### [Exercise directions]
Extract the listing below in full, unchanged.

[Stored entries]
__________________________________________________

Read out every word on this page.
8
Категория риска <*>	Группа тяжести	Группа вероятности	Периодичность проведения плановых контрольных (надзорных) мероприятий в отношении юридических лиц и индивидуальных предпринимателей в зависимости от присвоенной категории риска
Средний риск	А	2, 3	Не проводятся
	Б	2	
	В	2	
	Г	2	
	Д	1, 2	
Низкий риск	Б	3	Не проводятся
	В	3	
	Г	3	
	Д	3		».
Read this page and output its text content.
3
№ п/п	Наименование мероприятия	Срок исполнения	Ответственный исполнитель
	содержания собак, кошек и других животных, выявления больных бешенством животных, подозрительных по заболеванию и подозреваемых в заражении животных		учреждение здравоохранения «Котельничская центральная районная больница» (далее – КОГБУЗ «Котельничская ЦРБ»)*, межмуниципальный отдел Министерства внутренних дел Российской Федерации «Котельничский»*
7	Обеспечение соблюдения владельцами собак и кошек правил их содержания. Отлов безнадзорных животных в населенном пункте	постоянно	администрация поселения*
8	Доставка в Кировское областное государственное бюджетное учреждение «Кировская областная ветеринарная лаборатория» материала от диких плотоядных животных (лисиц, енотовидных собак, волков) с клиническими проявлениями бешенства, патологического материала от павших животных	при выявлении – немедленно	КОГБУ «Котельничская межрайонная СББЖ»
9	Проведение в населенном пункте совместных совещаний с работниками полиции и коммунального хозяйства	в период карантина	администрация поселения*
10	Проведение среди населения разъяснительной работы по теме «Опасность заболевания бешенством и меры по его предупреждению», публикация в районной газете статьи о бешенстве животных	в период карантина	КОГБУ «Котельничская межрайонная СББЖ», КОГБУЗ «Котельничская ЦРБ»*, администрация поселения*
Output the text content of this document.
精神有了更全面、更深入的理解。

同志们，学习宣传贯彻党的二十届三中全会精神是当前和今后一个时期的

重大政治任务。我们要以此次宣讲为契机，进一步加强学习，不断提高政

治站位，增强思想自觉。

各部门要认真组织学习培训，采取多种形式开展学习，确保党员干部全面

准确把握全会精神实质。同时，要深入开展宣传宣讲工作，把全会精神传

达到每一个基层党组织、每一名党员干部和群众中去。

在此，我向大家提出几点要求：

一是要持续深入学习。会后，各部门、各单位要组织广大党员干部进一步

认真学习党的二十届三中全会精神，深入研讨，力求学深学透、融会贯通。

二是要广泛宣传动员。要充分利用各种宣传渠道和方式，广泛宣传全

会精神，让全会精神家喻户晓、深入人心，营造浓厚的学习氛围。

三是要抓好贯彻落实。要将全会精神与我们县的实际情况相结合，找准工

__________________________________________________

### [Response]
Read out every word on this page.
8
Категория риска <*>	Группа тяжести	Группа вероятности	Периодичность проведения плановых контрольных (надзорных) мероприятий в отношении юридических лиц и индивидуальных предпринимателей в зависимости от присвоенной категории риска
Средний риск	А	2, 3	Не проводятся
	Б	2	
	В	2	
	Г	2	
	Д	1, 2	
Низкий риск	Б	3	Не проводятся
	В	3	
	Г	3	
	Д	3		».
Read this page and output its text content.
3
№ п/п	Наименование мероприятия	Срок исполнения	Ответственный исполнитель
	содержания собак, кошек и других животных, выявления больных бешенством животных, подозрительных по заболеванию и подозреваемых в заражении животных		учреждение здравоохранения «Котельничская центральная районная больница» (далее – КОГБУЗ «Котельничская ЦРБ»)*, межмуниципальный отдел Министерства внутренних дел Российской Федерации «Котельничский»*
7	Обеспечение соблюдения владельцами собак и кошек правил их содержания. Отлов безнадзорных животных в населенном пункте	постоянно	администрация поселения*
8	Доставка в Кировское областное государственное бюджетное учреждение «Кировская областная ветеринарная лаборатория» материала от диких плотоядных животных (лисиц, енотовидных собак, волков) с клиническими проявлениями бешенства, патологического материала от павших животных	при выявлении – немедленно	КОГБУ «Котельничская межрайонная СББЖ»
9	Проведение в населенном пункте совместных совещаний с работниками полиции и коммунального хозяйства	в период карантина	администрация поселения*
10	Проведение среди населения разъяснительной работы по теме «Опасность заболевания бешенством и меры по его предупреждению», публикация в районной газете статьи о бешенстве животных	в период карантина	КОГБУ «Котельничская межрайонная СББЖ», КОГБУЗ «Котельничская ЦРБ»*, администрация поселения*
Output the text content of this document.
精神有了更全面、更深入的理解。

同志们，学习宣传贯彻党的二十届三中全会精神是当前和今后一个时期的

重大政治任务。我们要以此次宣讲为契机，进一步加强学习，不断提高政

治站位，增强思想自觉。

各部门要认真组织学习培训，采取多种形式开展学习，确保党员干部全面

准确把握全会精神实质。同时，要深入开展宣传宣讲工作，把全会精神传

达到每一个基层党组织、每一名党员干部和群众中去。

在此，我向大家提出几点要求：

一是要持续深入学习。会后，各部门、各单位要组织广大党员干部进一步

认真学习党的二十届三中全会精神，深入研讨，力求学深学透、融会贯通。

二是要广泛宣传动员。要充分利用各种宣传渠道和方式，广泛宣传全

会精神，让全会精神家喻户晓、深入人心，营造浓厚的学习氛围。

三是要抓好贯彻落实。要将全会精神与我们县的实际情况相结合，找准工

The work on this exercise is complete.